__EXCERPT TO READ__
******

Why do we refer to or assume the man as the head of the household when obtaining collateral information from patients, or in topic of conversation in general? Why is the question, “And is baby’s dad helping out with the money, the clothes the shopping?” such a set predominantly asked one? This stereotype is central mostly to the man himself, as in reality 29.8% of households are women headed, with 43.1% of children in South Africa living only with their mothers. It is because of this, communities need to come together and recognize the importance of a mother and the effect that their presentation has on the children of today. (Statistics South Africa, 2019)
Women are entering roles of a mother at an earlier age as we move through generations, which is why in my opinion, generational trends need to be broken to shelter our women from harsh circumstances, and equip them with the strength to nourish and nurture the youth of today.

******

__MATERIAL SUPPLIED__
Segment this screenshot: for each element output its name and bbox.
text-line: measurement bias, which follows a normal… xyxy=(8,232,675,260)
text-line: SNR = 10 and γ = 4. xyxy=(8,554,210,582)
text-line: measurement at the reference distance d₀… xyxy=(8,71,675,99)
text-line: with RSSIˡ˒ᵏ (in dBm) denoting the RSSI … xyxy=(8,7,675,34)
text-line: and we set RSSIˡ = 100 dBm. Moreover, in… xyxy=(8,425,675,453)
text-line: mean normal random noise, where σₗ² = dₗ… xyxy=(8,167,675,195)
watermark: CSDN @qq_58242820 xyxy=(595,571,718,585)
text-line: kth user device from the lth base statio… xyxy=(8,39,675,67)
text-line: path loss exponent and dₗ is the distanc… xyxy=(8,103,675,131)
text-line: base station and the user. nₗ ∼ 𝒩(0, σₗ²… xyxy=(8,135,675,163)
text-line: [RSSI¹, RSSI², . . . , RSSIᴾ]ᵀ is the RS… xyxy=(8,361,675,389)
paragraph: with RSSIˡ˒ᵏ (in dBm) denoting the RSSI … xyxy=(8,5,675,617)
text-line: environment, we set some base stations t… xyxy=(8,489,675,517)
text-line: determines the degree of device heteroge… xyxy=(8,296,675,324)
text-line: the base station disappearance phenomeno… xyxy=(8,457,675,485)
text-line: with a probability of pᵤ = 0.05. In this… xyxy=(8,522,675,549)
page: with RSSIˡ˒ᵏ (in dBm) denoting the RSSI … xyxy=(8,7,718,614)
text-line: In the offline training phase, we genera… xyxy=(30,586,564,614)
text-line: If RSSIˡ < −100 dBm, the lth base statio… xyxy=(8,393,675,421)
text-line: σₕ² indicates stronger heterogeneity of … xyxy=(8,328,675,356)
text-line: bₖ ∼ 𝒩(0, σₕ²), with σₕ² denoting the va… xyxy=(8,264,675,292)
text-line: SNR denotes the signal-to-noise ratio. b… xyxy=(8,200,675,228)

******

__REQUIRED TASKS__
1/ Answer these questions from the passage on women-headed households:
(a) What percentage of households does the passage say are headed by women?
(b) Which source and year does the passage cite for its statistics?
(c) According to the passage, at what age are women entering roles of a mother as we move through generations?
2/ Retype the section of the passage on women-headed households starting at "Women are entering" and ending at "youth of today.".

__SOLUTIONS FOR EACH TASK__
1/
(a) 29.8%
(b) Statistics South Africa, 2019
(c) At an earlier age

2/
Women are entering roles of a mother at an earlier age as we move through generations, which is why in my opinion, generational trends need to be broken to shelter our women from harsh circumstances, and equip them with the strength to nourish and nurture the youth of today.